▶ _Work required_
The entries below should be output exactly as written.

Data entries:
^^^^^^^^

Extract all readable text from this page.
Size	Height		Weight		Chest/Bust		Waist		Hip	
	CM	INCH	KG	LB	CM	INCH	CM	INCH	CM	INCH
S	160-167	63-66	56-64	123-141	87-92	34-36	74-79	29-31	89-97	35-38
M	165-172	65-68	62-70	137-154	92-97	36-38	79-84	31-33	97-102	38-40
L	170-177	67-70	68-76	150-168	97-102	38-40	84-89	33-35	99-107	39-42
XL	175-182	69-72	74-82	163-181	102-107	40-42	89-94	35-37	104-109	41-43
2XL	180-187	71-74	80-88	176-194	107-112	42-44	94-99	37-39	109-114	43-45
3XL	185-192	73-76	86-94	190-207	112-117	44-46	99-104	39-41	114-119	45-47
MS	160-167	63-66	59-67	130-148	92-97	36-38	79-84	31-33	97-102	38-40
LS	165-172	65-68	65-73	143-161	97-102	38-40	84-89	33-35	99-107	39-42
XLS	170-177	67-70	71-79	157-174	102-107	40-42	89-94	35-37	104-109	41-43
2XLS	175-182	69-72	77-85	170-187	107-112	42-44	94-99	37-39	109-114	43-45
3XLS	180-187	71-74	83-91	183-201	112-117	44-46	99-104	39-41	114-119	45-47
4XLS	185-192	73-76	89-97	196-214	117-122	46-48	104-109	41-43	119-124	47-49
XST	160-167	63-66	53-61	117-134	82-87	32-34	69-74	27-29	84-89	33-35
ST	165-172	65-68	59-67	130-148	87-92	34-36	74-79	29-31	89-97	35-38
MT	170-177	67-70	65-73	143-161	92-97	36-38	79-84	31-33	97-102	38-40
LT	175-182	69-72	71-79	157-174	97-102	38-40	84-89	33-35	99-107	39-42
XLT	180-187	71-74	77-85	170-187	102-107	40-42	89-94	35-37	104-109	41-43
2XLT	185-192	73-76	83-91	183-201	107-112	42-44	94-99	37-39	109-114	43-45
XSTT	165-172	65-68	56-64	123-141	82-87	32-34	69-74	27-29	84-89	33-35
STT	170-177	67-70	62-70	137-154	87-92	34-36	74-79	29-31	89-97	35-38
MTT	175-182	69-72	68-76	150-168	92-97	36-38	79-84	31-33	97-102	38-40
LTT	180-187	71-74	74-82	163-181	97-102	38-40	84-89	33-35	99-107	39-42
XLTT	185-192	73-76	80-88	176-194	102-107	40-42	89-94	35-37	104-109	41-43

^^^^^^^^

▶ _Solved problem_
Extract all readable text from this page.
Size	Height		Weight		Chest/Bust		Waist		Hip	
	CM	INCH	KG	LB	CM	INCH	CM	INCH	CM	INCH
S	160-167	63-66	56-64	123-141	87-92	34-36	74-79	29-31	89-97	35-38
M	165-172	65-68	62-70	137-154	92-97	36-38	79-84	31-33	97-102	38-40
L	170-177	67-70	68-76	150-168	97-102	38-40	84-89	33-35	99-107	39-42
XL	175-182	69-72	74-82	163-181	102-107	40-42	89-94	35-37	104-109	41-43
2XL	180-187	71-74	80-88	176-194	107-112	42-44	94-99	37-39	109-114	43-45
3XL	185-192	73-76	86-94	190-207	112-117	44-46	99-104	39-41	114-119	45-47
MS	160-167	63-66	59-67	130-148	92-97	36-38	79-84	31-33	97-102	38-40
LS	165-172	65-68	65-73	143-161	97-102	38-40	84-89	33-35	99-107	39-42
XLS	170-177	67-70	71-79	157-174	102-107	40-42	89-94	35-37	104-109	41-43
2XLS	175-182	69-72	77-85	170-187	107-112	42-44	94-99	37-39	109-114	43-45
3XLS	180-187	71-74	83-91	183-201	112-117	44-46	99-104	39-41	114-119	45-47
4XLS	185-192	73-76	89-97	196-214	117-122	46-48	104-109	41-43	119-124	47-49
XST	160-167	63-66	53-61	117-134	82-87	32-34	69-74	27-29	84-89	33-35
ST	165-172	65-68	59-67	130-148	87-92	34-36	74-79	29-31	89-97	35-38
MT	170-177	67-70	65-73	143-161	92-97	36-38	79-84	31-33	97-102	38-40
LT	175-182	69-72	71-79	157-174	97-102	38-40	84-89	33-35	99-107	39-42
XLT	180-187	71-74	77-85	170-187	102-107	40-42	89-94	35-37	104-109	41-43
2XLT	185-192	73-76	83-91	183-201	107-112	42-44	94-99	37-39	109-114	43-45
XSTT	165-172	65-68	56-64	123-141	82-87	32-34	69-74	27-29	84-89	33-35
STT	170-177	67-70	62-70	137-154	87-92	34-36	74-79	29-31	89-97	35-38
MTT	175-182	69-72	68-76	150-168	92-97	36-38	79-84	31-33	97-102	38-40
LTT	180-187	71-74	74-82	163-181	97-102	38-40	84-89	33-35	99-107	39-42
XLTT	185-192	73-76	80-88	176-194	102-107	40-42	89-94	35-37	104-109	41-43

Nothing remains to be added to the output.